**Instructions to follow**
Quote the entries below verbatim, beginning with the first line and stopping after the line containing "zoom-level[interactable]: 67% [1094, 677, 1121, 691]", including both of those lines.

Spatial layout entries:
[start]
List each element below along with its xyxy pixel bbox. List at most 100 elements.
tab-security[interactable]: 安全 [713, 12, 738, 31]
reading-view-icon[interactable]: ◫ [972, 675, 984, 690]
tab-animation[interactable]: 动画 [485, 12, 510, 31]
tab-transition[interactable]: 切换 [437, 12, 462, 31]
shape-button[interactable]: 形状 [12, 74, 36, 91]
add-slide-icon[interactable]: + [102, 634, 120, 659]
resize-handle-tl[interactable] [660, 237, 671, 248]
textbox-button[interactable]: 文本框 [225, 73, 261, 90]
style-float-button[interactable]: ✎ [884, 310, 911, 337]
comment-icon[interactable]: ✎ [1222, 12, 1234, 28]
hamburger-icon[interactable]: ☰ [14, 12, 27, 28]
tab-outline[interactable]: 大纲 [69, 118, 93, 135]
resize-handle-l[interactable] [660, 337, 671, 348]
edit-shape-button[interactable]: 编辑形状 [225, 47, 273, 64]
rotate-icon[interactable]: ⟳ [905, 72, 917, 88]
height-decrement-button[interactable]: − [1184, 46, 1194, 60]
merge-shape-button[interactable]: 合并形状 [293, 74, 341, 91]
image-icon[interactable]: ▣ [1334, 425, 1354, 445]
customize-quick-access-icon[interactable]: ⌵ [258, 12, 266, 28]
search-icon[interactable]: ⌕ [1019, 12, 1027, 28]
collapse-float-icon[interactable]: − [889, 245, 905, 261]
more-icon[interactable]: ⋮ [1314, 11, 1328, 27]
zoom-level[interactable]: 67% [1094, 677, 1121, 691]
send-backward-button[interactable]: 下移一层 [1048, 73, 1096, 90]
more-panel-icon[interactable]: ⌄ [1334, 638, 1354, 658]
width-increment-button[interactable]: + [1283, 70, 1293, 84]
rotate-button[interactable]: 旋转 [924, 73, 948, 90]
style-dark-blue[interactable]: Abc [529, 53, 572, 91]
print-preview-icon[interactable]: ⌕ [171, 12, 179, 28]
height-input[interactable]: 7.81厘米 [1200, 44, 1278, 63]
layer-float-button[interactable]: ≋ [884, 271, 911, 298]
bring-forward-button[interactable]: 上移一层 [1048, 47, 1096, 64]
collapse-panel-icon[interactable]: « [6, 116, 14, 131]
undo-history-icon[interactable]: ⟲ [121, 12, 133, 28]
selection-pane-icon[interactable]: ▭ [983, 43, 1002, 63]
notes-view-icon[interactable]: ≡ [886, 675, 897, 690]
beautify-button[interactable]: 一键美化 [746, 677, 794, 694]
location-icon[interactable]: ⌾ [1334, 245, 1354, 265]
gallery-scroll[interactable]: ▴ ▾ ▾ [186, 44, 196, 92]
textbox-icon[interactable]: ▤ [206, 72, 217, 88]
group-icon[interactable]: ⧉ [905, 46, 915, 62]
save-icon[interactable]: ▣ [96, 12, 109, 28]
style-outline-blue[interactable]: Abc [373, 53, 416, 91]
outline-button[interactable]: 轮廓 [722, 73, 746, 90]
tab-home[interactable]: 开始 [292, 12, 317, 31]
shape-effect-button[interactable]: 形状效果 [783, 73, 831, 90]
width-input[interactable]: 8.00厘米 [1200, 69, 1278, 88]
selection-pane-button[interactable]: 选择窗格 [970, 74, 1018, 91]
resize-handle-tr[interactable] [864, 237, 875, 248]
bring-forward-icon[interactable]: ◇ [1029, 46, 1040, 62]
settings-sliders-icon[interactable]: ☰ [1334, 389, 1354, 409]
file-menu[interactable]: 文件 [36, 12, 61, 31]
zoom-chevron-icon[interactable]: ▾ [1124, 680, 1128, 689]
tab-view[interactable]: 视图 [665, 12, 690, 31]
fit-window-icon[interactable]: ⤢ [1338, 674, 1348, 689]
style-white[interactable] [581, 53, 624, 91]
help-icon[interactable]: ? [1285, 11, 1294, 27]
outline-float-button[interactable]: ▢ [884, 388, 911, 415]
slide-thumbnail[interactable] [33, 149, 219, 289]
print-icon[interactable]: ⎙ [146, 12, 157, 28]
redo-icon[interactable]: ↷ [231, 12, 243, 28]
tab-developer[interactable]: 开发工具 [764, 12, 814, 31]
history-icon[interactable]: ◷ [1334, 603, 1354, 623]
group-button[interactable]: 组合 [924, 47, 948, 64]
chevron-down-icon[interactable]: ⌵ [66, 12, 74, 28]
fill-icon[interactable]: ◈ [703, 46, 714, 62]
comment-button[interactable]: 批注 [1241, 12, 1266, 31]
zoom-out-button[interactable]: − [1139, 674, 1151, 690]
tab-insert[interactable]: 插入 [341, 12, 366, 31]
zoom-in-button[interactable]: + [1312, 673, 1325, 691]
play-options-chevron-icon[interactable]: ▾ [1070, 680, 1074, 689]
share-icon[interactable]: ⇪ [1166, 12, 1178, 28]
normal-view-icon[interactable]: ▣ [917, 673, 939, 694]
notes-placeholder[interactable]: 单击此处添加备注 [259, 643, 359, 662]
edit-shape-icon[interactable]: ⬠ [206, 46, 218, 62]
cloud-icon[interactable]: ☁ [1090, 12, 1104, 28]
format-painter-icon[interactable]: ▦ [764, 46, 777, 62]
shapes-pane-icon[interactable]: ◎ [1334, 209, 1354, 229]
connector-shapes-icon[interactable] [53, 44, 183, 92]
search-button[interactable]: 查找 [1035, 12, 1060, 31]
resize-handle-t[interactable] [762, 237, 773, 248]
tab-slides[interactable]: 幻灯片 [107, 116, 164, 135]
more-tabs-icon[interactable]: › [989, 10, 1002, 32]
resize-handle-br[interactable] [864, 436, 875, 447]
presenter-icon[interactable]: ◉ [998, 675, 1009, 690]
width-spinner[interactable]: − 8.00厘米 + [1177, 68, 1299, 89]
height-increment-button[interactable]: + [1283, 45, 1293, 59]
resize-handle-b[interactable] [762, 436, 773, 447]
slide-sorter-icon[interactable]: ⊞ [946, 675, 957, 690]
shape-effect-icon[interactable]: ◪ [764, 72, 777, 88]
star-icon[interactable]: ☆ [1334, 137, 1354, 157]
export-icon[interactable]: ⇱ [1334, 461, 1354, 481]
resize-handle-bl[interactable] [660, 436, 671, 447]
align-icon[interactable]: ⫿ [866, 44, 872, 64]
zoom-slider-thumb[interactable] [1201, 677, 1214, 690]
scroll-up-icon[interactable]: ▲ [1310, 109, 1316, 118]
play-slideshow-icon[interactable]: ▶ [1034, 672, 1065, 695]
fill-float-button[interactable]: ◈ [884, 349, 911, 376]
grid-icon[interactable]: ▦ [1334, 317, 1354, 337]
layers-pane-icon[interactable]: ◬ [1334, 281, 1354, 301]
[end]
**Result of the task**
List each element below along with its xyxy pixel bbox. List at most 100 elements.
tab-security[interactable]: 安全 [713, 12, 738, 31]
reading-view-icon[interactable]: ◫ [972, 675, 984, 690]
tab-animation[interactable]: 动画 [485, 12, 510, 31]
tab-transition[interactable]: 切换 [437, 12, 462, 31]
shape-button[interactable]: 形状 [12, 74, 36, 91]
add-slide-icon[interactable]: + [102, 634, 120, 659]
resize-handle-tl[interactable] [660, 237, 671, 248]
textbox-button[interactable]: 文本框 [225, 73, 261, 90]
style-float-button[interactable]: ✎ [884, 310, 911, 337]
comment-icon[interactable]: ✎ [1222, 12, 1234, 28]
hamburger-icon[interactable]: ☰ [14, 12, 27, 28]
tab-outline[interactable]: 大纲 [69, 118, 93, 135]
resize-handle-l[interactable] [660, 337, 671, 348]
edit-shape-button[interactable]: 编辑形状 [225, 47, 273, 64]
rotate-icon[interactable]: ⟳ [905, 72, 917, 88]
height-decrement-button[interactable]: − [1184, 46, 1194, 60]
merge-shape-button[interactable]: 合并形状 [293, 74, 341, 91]
image-icon[interactable]: ▣ [1334, 425, 1354, 445]
customize-quick-access-icon[interactable]: ⌵ [258, 12, 266, 28]
search-icon[interactable]: ⌕ [1019, 12, 1027, 28]
collapse-float-icon[interactable]: − [889, 245, 905, 261]
more-icon[interactable]: ⋮ [1314, 11, 1328, 27]
zoom-level[interactable]: 67% [1094, 677, 1121, 691]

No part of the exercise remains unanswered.